Fragmento del texto ::
Los personajes que regaló el 9º Cruce de los Andes

El grupo expedicionario de este año gozó de ejemplares que, con sus personalidades, le imprimieron un carisma que colaboró de sobremanera a la camaradería. Un pequeño listado de lo que dejó esta caravana.
Rulo Arredondo es, desde hace 8 años, el responsable de animar cada una de las noches de campamento. Le puso su voz a cuecas, tonadas, zambas y música mexicana. Es sin dudas el personaje más destacado de los cruces. Trabaja en la municipalidad de la Capital y su humor no cambia en ningún momento de la travesía.

Los Gendarmes sin nombres, sólo con apellidos: “Ayala”: es el cocinero responsable de los guisos más potentes. Correntino de gran porte, un poco tosco pero muy servicial. López, ayudante de cocina, correntino también, le puso humor, escueto, pero humor al fin al refugio Sardina. Carbajal: trae desde cruces anteriores el apodo de “doctor amor”, muy servicial y dispuesto a atender los pocos casos de mal de altura.

Entradas de datos almacenadas ::
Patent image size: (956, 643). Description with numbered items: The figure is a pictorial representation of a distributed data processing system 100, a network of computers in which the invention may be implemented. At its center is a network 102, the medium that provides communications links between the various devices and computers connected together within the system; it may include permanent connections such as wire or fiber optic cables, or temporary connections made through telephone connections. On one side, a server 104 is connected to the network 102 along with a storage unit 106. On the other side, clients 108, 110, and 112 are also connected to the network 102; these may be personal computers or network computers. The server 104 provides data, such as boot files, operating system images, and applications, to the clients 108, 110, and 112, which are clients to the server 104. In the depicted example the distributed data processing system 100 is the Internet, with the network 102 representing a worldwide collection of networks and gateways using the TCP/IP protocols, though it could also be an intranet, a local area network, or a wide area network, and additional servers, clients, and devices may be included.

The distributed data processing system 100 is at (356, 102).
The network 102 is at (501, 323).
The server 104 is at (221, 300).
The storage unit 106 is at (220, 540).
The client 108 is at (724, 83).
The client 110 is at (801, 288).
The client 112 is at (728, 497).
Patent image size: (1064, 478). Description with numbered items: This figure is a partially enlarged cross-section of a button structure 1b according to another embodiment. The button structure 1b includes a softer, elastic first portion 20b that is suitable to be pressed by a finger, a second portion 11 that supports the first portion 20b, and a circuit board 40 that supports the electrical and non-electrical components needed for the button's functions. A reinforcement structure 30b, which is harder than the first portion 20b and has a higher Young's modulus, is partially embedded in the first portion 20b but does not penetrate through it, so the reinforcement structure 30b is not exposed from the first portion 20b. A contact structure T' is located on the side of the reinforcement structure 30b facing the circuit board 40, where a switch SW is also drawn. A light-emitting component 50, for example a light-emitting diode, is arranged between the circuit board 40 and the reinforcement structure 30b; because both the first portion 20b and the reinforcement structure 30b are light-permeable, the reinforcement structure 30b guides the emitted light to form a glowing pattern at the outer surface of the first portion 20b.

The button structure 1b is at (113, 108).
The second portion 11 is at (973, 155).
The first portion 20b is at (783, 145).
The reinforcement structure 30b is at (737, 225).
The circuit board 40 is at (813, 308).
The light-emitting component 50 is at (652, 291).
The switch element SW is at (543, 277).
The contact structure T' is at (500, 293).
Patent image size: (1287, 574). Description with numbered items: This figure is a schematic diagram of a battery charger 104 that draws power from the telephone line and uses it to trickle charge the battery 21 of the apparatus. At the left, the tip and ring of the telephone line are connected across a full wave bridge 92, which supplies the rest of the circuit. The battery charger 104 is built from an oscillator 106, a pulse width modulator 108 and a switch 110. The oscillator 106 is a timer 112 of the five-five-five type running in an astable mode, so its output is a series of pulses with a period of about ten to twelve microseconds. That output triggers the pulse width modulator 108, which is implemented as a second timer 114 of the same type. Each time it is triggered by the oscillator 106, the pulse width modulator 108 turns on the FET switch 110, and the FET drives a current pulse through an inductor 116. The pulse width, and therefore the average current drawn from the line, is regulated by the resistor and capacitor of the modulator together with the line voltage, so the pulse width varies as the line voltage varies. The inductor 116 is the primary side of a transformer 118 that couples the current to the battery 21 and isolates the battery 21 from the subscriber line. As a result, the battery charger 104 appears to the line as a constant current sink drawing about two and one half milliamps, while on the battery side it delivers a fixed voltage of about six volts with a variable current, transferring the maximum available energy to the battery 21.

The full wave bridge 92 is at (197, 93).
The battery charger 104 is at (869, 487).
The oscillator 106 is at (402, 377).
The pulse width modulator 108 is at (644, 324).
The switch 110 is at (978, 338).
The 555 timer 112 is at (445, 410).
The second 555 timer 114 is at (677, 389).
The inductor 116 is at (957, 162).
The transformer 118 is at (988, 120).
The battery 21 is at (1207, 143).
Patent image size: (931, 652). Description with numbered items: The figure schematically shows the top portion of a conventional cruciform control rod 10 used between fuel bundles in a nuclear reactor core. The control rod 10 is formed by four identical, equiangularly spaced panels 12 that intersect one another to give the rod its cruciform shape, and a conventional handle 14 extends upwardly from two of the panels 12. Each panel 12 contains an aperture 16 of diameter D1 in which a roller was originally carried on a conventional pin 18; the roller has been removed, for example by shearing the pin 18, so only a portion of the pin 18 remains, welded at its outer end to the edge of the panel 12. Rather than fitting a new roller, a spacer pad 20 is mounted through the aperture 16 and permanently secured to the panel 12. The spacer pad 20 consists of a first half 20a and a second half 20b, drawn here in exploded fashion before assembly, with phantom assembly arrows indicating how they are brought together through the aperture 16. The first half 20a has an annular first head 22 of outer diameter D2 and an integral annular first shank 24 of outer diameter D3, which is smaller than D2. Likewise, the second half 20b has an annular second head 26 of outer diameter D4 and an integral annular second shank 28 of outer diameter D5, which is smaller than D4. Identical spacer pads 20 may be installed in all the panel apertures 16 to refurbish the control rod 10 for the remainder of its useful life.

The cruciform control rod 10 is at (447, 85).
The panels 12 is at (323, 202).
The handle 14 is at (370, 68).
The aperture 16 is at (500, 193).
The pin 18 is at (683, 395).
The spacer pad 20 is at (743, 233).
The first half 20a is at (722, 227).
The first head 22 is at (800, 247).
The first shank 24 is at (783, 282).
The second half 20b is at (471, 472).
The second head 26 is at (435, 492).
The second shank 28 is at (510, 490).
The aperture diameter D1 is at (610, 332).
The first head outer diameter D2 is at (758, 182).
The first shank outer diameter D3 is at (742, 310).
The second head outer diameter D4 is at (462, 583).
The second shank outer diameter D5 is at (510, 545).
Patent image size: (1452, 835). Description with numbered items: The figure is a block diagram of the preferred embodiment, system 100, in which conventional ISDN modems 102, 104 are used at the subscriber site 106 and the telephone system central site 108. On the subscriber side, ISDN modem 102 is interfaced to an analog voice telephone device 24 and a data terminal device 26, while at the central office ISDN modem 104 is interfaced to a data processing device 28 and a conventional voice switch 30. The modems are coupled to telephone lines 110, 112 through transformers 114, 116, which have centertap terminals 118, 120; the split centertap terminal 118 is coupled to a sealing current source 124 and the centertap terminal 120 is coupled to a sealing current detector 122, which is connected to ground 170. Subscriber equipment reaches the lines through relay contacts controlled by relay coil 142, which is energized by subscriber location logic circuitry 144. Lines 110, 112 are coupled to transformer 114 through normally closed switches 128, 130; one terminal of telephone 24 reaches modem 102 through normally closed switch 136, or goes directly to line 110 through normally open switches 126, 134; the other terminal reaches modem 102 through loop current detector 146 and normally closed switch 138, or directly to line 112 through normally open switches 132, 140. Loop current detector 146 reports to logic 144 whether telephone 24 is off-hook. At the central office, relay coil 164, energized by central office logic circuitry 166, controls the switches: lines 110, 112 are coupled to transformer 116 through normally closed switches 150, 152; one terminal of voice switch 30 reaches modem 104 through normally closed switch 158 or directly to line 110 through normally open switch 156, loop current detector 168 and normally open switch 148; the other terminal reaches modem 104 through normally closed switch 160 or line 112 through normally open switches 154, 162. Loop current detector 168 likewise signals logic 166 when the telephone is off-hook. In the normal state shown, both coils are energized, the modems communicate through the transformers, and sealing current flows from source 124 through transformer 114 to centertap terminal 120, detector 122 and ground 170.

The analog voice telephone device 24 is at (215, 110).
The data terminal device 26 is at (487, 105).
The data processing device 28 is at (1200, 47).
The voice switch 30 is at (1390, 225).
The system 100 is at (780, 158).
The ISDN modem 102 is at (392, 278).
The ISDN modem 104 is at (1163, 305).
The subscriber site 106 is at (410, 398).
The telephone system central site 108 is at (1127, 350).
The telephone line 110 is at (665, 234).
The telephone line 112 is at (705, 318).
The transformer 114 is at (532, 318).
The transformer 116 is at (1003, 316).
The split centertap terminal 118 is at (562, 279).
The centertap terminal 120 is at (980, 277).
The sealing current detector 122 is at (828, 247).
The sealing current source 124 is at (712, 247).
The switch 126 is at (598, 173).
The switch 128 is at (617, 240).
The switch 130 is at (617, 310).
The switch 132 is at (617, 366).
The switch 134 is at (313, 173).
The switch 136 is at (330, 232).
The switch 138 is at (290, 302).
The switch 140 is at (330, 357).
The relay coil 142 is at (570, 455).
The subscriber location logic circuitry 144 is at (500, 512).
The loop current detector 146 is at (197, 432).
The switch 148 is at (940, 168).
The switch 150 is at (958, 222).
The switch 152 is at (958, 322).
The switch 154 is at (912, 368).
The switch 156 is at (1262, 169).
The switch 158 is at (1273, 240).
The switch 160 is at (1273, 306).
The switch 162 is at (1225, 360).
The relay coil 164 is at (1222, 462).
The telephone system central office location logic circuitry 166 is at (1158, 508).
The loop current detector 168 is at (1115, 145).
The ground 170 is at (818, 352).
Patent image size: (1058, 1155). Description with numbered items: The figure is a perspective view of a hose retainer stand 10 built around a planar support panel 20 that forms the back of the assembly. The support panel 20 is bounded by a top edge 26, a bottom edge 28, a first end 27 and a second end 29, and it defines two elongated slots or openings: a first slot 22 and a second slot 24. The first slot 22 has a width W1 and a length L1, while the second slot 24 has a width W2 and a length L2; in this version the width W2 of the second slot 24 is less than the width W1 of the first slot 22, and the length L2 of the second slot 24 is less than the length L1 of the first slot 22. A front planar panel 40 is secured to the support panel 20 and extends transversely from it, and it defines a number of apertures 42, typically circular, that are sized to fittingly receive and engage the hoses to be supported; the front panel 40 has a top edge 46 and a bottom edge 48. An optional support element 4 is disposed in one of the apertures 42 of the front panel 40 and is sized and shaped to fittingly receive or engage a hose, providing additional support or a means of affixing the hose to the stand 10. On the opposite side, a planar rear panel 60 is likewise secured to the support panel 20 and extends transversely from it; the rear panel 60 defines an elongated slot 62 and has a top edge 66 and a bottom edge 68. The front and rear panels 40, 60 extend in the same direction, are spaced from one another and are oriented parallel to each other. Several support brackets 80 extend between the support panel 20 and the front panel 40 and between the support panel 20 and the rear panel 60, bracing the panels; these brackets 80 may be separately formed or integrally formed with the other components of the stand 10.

Consigna A :: Transcribe del texto sobre el 9º Cruce de los Andes el pasaje que comienza con "El grupo expedicionario" y continúa hasta "de la travesía.".
Consigna B :: Traduce al inglés esta oración del texto sobre el 9º Cruce de los Andes: "Rulo Arredondo es, desde hace 8 años, el responsable de animar cada una de las noches de campamento."
Consigna C :: Convierte en una lista el párrafo del texto sobre el 9º Cruce de los Andes que empieza con "Los Gendarmes sin nombres", y conserva los datos principales de cada gendarme.

Resultado esperado A ::
El grupo expedicionario de este año gozó de ejemplares que, con sus personalidades, le imprimieron un carisma que colaboró de sobremanera a la camaradería. Un pequeño listado de lo que dejó esta caravana.
Rulo Arredondo es, desde hace 8 años, el responsable de animar cada una de las noches de campamento. Le puso su voz a cuecas, tonadas, zambas y música mexicana. Es sin dudas el personaje más destacado de los cruces. Trabaja en la municipalidad de la Capital y su humor no cambia en ningún momento de la travesía.

Resultado esperado B :: For the past 8 years, Rulo Arredondo has been in charge of livening up each of the camp nights.

Resultado esperado C ::
Gendarmes mencionados solo por su apellido:
- Ayala: cocinero responsable de los guisos más potentes. Es correntino, de gran porte, un poco tosco pero muy servicial.
- López: ayudante de cocina, también correntino. Aportó un humor escueto al refugio Sardina.
- Carbajal: trae de cruces anteriores el apodo de "doctor amor". Es muy servicial y está dispuesto a atender los pocos casos de mal de altura.